## Set problem 1
According to the abstract on ultracompact X-ray binary stars, why are far fewer of these systems observed than theoretical models predict?

## Source extract
+++
Ultracompact X-ray binary stars
Abstract
Ultracompact X-ray binary stars usually consist of a neutron star and a white dwarf, two stars bound together by their strong gravity and orbiting each other very rapidly, completing one orbit in less than one hour. Neutron stars are extremely compact remnants of the collapsed cores of massive stars which end their lives in supernova explosions. White dwarfs are the cores of less massive stars like the Sun, which have lost their hydrogen envelopes. With its strong gravity, the neutron star strips off gas from the surface of the white dwarf. This gas, composed of helium, carbon, and oxygen, spirals towards the neutron star in a disk and eventually falls onto its surface. Due to friction, the disk heats up to millions of degrees and becomes a bright source of X-ray radiation, which astronomers observe with detectors in space. Theoretical models predict a population of around a hundred thousand ultracompact X-ray binary stars in the Milky Way, but we see much fewer, and no old ones at all. Analysis of their observed brightnesses suggests that more mass is transferred between both stars than expected, so they evolve faster. Moreover, it appears that mass transfer stops early, after which the binary star systems become invisible in X-rays, explaining the discrepancy. The neutron stars, which are spinning around their axes hundreds of times per second as a result of having gained much mass, eventually become visible in radio as millisecond pulsars. At this point their companions have lost almost all of their mass and have transformed into planetary objects. Possibly, the companions are evaporated entirely by the energetic radiation from the millisecond pulsars, leaving behind solitary millisecond radio pulsars, which would explain the origin of the observed population of these objects.
+++
## Entries from a dataset
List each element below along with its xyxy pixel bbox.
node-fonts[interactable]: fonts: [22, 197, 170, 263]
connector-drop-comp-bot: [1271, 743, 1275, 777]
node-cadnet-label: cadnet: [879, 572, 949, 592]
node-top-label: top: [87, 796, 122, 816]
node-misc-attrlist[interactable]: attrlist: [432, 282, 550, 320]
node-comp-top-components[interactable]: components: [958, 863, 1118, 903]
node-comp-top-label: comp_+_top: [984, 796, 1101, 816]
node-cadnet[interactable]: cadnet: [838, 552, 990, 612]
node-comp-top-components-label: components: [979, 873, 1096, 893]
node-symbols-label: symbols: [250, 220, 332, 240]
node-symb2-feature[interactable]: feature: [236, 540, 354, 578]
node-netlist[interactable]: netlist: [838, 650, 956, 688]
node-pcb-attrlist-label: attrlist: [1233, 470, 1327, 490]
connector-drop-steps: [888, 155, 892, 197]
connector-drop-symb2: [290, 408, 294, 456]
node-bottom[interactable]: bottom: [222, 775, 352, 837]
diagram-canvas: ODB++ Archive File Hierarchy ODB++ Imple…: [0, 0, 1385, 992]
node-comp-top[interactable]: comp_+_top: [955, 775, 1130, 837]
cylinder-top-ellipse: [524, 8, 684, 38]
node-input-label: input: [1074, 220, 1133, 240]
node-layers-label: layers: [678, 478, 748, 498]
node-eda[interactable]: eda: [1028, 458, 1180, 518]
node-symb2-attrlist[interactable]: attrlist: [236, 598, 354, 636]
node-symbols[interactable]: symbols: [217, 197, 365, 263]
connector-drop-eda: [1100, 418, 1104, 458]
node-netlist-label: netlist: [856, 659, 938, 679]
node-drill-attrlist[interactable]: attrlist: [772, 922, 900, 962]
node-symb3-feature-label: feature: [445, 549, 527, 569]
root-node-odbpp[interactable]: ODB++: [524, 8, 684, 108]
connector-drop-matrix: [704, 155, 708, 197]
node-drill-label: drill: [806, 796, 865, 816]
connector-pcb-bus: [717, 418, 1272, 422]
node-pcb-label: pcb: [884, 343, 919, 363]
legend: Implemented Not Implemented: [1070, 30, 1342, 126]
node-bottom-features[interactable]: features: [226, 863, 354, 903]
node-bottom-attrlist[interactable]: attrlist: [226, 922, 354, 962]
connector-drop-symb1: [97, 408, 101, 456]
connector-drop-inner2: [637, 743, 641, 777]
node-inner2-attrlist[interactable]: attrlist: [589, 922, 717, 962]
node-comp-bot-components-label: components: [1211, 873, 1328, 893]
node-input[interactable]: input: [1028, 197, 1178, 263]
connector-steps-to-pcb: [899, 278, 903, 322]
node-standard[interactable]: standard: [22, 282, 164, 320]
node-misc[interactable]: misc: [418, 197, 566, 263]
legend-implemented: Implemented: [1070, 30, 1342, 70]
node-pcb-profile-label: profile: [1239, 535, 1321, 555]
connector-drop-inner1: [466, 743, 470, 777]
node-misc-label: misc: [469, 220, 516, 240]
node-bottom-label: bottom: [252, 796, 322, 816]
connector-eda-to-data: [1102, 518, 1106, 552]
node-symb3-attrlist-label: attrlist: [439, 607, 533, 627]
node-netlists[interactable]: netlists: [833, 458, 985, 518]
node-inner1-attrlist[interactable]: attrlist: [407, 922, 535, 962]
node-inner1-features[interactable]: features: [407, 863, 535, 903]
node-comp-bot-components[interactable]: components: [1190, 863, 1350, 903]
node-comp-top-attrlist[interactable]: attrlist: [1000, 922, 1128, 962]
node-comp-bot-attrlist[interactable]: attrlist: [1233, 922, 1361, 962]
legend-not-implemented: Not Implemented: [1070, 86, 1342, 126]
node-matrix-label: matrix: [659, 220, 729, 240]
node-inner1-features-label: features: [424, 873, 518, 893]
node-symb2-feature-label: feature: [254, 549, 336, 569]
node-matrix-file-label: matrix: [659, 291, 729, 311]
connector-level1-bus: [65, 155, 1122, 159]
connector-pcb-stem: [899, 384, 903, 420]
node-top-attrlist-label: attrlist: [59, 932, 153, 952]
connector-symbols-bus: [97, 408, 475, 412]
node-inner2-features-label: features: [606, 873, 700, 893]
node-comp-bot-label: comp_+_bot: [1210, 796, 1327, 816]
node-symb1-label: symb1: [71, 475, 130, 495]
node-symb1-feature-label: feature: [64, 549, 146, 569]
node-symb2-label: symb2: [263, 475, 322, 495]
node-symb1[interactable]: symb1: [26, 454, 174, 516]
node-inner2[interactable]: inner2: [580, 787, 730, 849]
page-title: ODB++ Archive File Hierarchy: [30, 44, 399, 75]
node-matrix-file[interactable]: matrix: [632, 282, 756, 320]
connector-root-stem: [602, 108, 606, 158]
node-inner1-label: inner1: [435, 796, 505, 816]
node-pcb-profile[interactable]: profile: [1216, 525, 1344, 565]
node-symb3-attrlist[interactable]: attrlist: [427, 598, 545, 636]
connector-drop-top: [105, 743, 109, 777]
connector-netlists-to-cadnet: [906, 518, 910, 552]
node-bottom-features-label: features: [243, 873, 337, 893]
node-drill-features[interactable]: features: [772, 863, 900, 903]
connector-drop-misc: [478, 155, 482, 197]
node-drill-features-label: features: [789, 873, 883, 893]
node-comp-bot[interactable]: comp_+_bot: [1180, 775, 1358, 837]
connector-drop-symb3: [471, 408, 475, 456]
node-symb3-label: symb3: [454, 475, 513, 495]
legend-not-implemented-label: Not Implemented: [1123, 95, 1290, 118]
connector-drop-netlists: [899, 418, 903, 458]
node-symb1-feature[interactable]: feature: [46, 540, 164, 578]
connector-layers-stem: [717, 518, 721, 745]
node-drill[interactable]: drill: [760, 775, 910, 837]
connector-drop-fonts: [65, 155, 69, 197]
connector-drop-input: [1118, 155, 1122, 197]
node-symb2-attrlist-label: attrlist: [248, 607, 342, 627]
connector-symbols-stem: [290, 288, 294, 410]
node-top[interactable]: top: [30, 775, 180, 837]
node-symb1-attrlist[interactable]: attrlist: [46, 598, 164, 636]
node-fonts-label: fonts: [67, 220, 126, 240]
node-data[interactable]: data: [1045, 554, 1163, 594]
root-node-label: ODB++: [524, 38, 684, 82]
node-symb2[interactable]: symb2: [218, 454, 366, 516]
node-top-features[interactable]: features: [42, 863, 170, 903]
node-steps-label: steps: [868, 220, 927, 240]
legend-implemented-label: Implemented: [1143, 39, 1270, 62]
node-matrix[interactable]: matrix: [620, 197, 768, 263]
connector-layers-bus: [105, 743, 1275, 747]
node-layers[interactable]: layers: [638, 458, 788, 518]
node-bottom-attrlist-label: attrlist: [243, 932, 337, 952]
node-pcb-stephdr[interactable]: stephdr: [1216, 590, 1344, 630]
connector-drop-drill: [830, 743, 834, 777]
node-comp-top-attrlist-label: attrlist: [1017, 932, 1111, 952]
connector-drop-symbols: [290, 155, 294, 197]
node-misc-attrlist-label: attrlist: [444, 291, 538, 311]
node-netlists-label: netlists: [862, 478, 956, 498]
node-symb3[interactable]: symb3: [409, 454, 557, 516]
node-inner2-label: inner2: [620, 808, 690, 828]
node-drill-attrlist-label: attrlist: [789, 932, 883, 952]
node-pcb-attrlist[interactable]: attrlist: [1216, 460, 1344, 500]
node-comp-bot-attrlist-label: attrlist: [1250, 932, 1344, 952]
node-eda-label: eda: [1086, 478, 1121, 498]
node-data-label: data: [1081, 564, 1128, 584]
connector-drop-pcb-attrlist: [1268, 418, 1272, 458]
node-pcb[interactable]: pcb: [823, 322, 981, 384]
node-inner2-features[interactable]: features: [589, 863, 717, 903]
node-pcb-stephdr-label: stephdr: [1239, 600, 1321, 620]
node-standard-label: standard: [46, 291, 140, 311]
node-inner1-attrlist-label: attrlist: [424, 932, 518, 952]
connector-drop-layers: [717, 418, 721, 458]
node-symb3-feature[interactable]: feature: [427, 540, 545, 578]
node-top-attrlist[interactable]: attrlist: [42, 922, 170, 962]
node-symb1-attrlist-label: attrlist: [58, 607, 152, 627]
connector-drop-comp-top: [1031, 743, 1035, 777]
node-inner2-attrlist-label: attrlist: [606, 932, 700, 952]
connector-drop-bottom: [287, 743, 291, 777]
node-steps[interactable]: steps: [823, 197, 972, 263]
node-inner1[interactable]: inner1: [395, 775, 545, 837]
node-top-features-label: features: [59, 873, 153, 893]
+++
## Set problem 2
Output the records as a Markdown table with columns n (the row number) and Line, starting at the first line of the records and ending at the line containing "diagram-canvas: ODB++ Archive", with blank lines left out.

## Correct response 1
Their observed brightnesses suggest that more mass passes between the two stars than expected, so the systems evolve faster. Mass transfer also appears to stop early, and after that the systems become invisible in X-rays.

## Correct response 2
| n | Line |
|---|---|
| 1 | List each element below along with its xyxy pixel bbox. |
| 2 | node-fonts[interactable]: fonts: [22, 197, 170, 263] |
| 3 | connector-drop-comp-bot: [1271, 743, 1275, 777] |
| 4 | node-cadnet-label: cadnet: [879, 572, 949, 592] |
| 5 | node-top-label: top: [87, 796, 122, 816] |
| 6 | node-misc-attrlist[interactable]: attrlist: [432, 282, 550, 320] |
| 7 | node-comp-top-components[interactable]: components: [958, 863, 1118, 903] |
| 8 | node-comp-top-label: comp_+_top: [984, 796, 1101, 816] |
| 9 | node-cadnet[interactable]: cadnet: [838, 552, 990, 612] |
| 10 | node-comp-top-components-label: components: [979, 873, 1096, 893] |
| 11 | node-symbols-label: symbols: [250, 220, 332, 240] |
| 12 | node-symb2-feature[interactable]: feature: [236, 540, 354, 578] |
| 13 | node-netlist[interactable]: netlist: [838, 650, 956, 688] |
| 14 | node-pcb-attrlist-label: attrlist: [1233, 470, 1327, 490] |
| 15 | connector-drop-steps: [888, 155, 892, 197] |
| 16 | connector-drop-symb2: [290, 408, 294, 456] |
| 17 | node-bottom[interactable]: bottom: [222, 775, 352, 837] |
| 18 | diagram-canvas: ODB++ Archive File Hierarchy ODB++ Imple…: [0, 0, 1385, 992] |